● **Lines of data**:
◆ ◆ ◆ ◆ ◆ ◆ ◆
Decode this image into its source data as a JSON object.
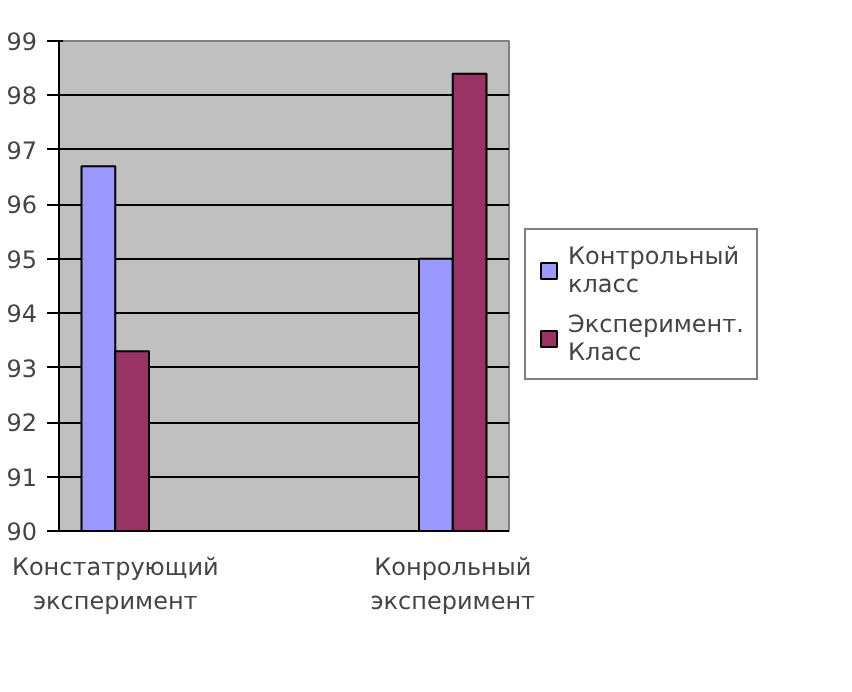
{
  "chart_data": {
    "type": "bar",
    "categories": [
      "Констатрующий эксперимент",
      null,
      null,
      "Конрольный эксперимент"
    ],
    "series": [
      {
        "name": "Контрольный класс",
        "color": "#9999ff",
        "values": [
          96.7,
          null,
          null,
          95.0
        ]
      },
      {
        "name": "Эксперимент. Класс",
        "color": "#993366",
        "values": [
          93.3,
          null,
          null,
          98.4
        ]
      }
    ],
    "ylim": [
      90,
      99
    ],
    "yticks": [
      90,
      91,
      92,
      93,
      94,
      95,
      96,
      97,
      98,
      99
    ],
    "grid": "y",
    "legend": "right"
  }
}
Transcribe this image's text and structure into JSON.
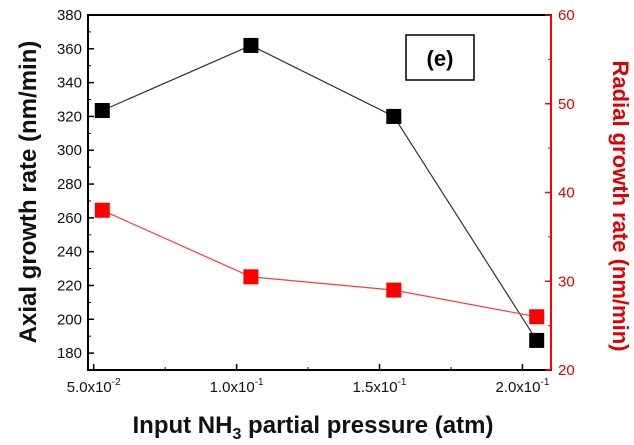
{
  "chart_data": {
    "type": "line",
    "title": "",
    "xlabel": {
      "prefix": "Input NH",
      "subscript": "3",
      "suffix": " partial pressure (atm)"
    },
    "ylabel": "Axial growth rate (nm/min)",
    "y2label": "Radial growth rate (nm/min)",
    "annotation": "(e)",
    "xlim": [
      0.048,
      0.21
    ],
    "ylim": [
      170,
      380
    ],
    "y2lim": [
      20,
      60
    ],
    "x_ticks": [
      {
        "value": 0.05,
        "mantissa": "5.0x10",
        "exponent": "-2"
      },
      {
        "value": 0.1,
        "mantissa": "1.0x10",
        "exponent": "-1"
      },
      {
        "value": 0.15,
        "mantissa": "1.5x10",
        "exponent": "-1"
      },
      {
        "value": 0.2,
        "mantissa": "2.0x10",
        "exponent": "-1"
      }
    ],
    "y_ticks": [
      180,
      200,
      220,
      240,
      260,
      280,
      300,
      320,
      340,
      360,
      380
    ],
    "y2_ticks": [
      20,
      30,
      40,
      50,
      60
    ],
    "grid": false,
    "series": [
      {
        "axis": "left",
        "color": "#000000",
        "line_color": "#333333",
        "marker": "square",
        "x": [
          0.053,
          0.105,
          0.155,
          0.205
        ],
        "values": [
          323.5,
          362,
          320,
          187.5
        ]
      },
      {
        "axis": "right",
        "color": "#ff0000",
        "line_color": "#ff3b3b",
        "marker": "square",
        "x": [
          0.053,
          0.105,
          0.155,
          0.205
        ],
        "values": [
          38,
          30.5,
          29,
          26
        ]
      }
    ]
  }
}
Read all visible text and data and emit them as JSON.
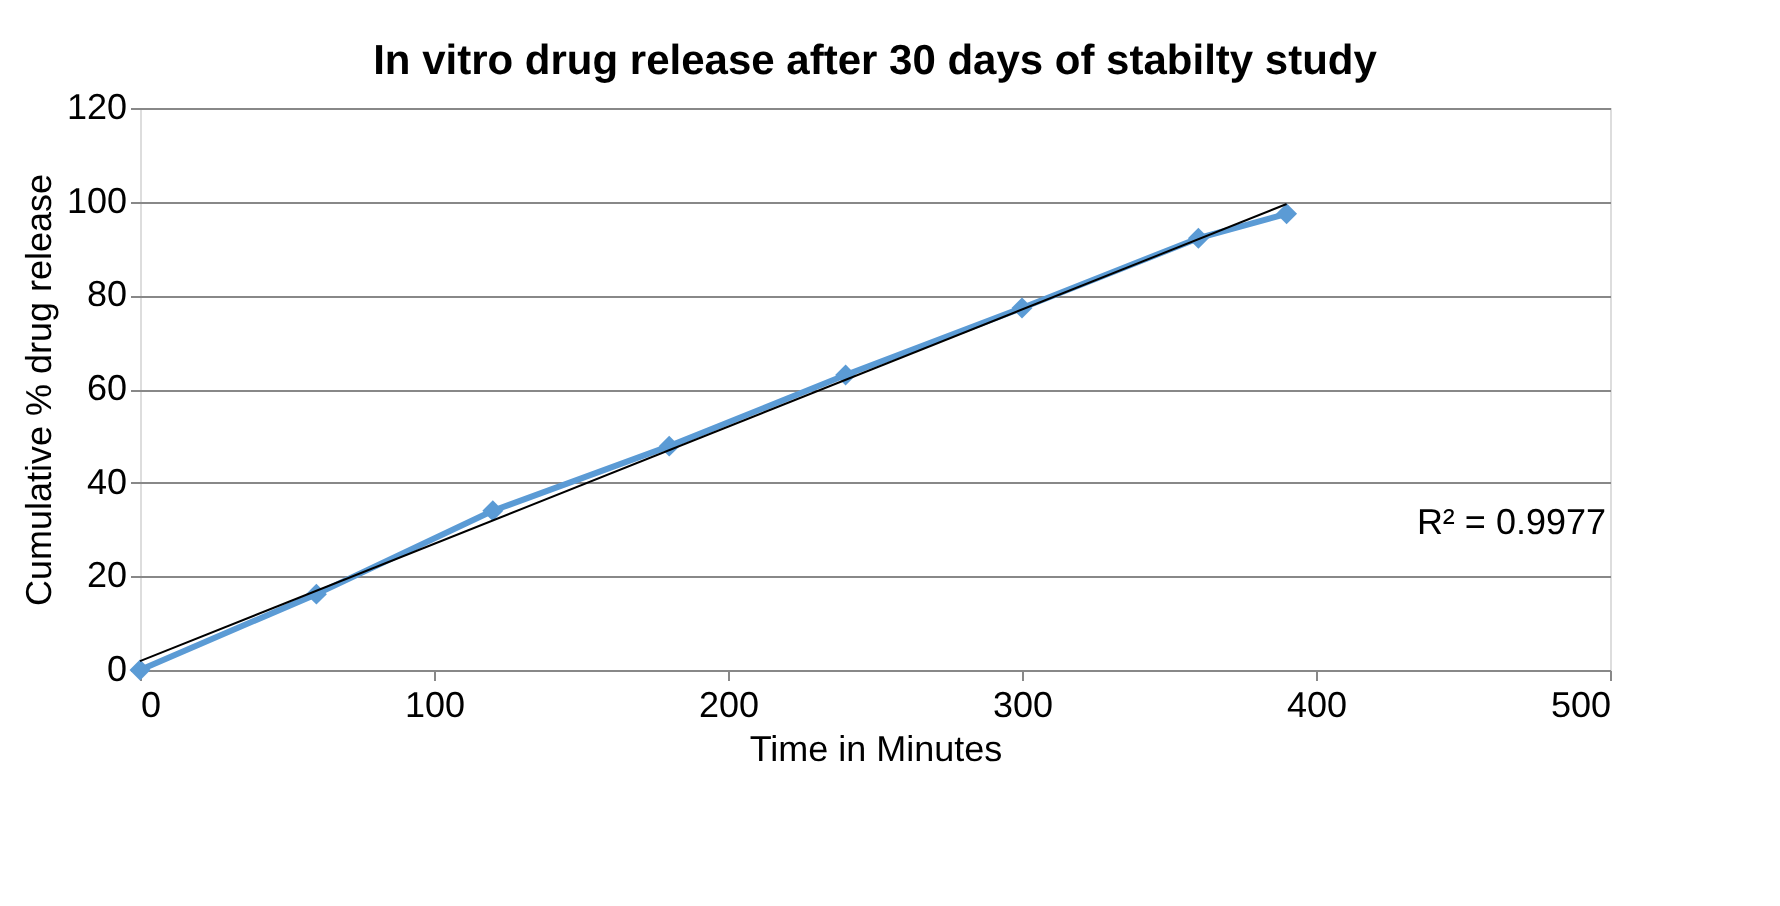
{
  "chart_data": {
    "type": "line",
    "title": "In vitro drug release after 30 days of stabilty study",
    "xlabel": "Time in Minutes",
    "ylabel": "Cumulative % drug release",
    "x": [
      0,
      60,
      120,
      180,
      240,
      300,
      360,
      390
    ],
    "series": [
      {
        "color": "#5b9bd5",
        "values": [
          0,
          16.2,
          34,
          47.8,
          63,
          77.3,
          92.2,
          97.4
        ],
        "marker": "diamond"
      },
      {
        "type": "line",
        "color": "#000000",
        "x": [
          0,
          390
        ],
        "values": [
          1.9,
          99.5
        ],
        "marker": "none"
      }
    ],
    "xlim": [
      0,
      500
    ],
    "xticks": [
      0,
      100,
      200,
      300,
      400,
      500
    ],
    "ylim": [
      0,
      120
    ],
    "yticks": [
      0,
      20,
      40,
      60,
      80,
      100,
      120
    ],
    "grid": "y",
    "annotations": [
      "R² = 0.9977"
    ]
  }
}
◆ ◆ ◆ ◆ ◆ ◆ ◆
● **What is asked**: Retype the data above exactly; pictures are not part of the copy.

● **Expected output**:
Decode this image into its source data as a JSON object.
{
  "chart_data": {
    "type": "bar",
    "categories": [
      "Констатрующий эксперимент",
      null,
      null,
      "Конрольный эксперимент"
    ],
    "series": [
      {
        "name": "Контрольный класс",
        "color": "#9999ff",
        "values": [
          96.7,
          null,
          null,
          95.0
        ]
      },
      {
        "name": "Эксперимент. Класс",
        "color": "#993366",
        "values": [
          93.3,
          null,
          null,
          98.4
        ]
      }
    ],
    "ylim": [
      90,
      99
    ],
    "yticks": [
      90,
      91,
      92,
      93,
      94,
      95,
      96,
      97,
      98,
      99
    ],
    "grid": "y",
    "legend": "right"
  }
}
Transcribe this image's text and structure into JSON.
{
  "chart_data": {
    "type": "line",
    "title": "",
    "xlabel": {
      "prefix": "Input NH",
      "subscript": "3",
      "suffix": " partial pressure (atm)"
    },
    "ylabel": "Axial growth rate (nm/min)",
    "y2label": "Radial growth rate (nm/min)",
    "annotation": "(e)",
    "xlim": [
      0.048,
      0.21
    ],
    "ylim": [
      170,
      380
    ],
    "y2lim": [
      20,
      60
    ],
    "x_ticks": [
      {
        "value": 0.05,
        "mantissa": "5.0x10",
        "exponent": "-2"
      },
      {
        "value": 0.1,
        "mantissa": "1.0x10",
        "exponent": "-1"
      },
      {
        "value": 0.15,
        "mantissa": "1.5x10",
        "exponent": "-1"
      },
      {
        "value": 0.2,
        "mantissa": "2.0x10",
        "exponent": "-1"
      }
    ],
    "y_ticks": [
      180,
      200,
      220,
      240,
      260,
      280,
      300,
      320,
      340,
      360,
      380
    ],
    "y2_ticks": [
      20,
      30,
      40,
      50,
      60
    ],
    "grid": false,
    "series": [
      {
        "axis": "left",
        "color": "#000000",
        "line_color": "#333333",
        "marker": "square",
        "x": [
          0.053,
          0.105,
          0.155,
          0.205
        ],
        "values": [
          323.5,
          362,
          320,
          187.5
        ]
      },
      {
        "axis": "right",
        "color": "#ff0000",
        "line_color": "#ff3b3b",
        "marker": "square",
        "x": [
          0.053,
          0.105,
          0.155,
          0.205
        ],
        "values": [
          38,
          30.5,
          29,
          26
        ]
      }
    ]
  }
}
Read all visible text and data and emit them as JSON.
{
  "chart_data": {
    "type": "line",
    "title": "In vitro drug release after 30 days of stabilty study",
    "xlabel": "Time in Minutes",
    "ylabel": "Cumulative % drug release",
    "x": [
      0,
      60,
      120,
      180,
      240,
      300,
      360,
      390
    ],
    "series": [
      {
        "color": "#5b9bd5",
        "values": [
          0,
          16.2,
          34,
          47.8,
          63,
          77.3,
          92.2,
          97.4
        ],
        "marker": "diamond"
      },
      {
        "type": "line",
        "color": "#000000",
        "x": [
          0,
          390
        ],
        "values": [
          1.9,
          99.5
        ],
        "marker": "none"
      }
    ],
    "xlim": [
      0,
      500
    ],
    "xticks": [
      0,
      100,
      200,
      300,
      400,
      500
    ],
    "ylim": [
      0,
      120
    ],
    "yticks": [
      0,
      20,
      40,
      60,
      80,
      100,
      120
    ],
    "grid": "y",
    "annotations": [
      "R² = 0.9977"
    ]
  }
}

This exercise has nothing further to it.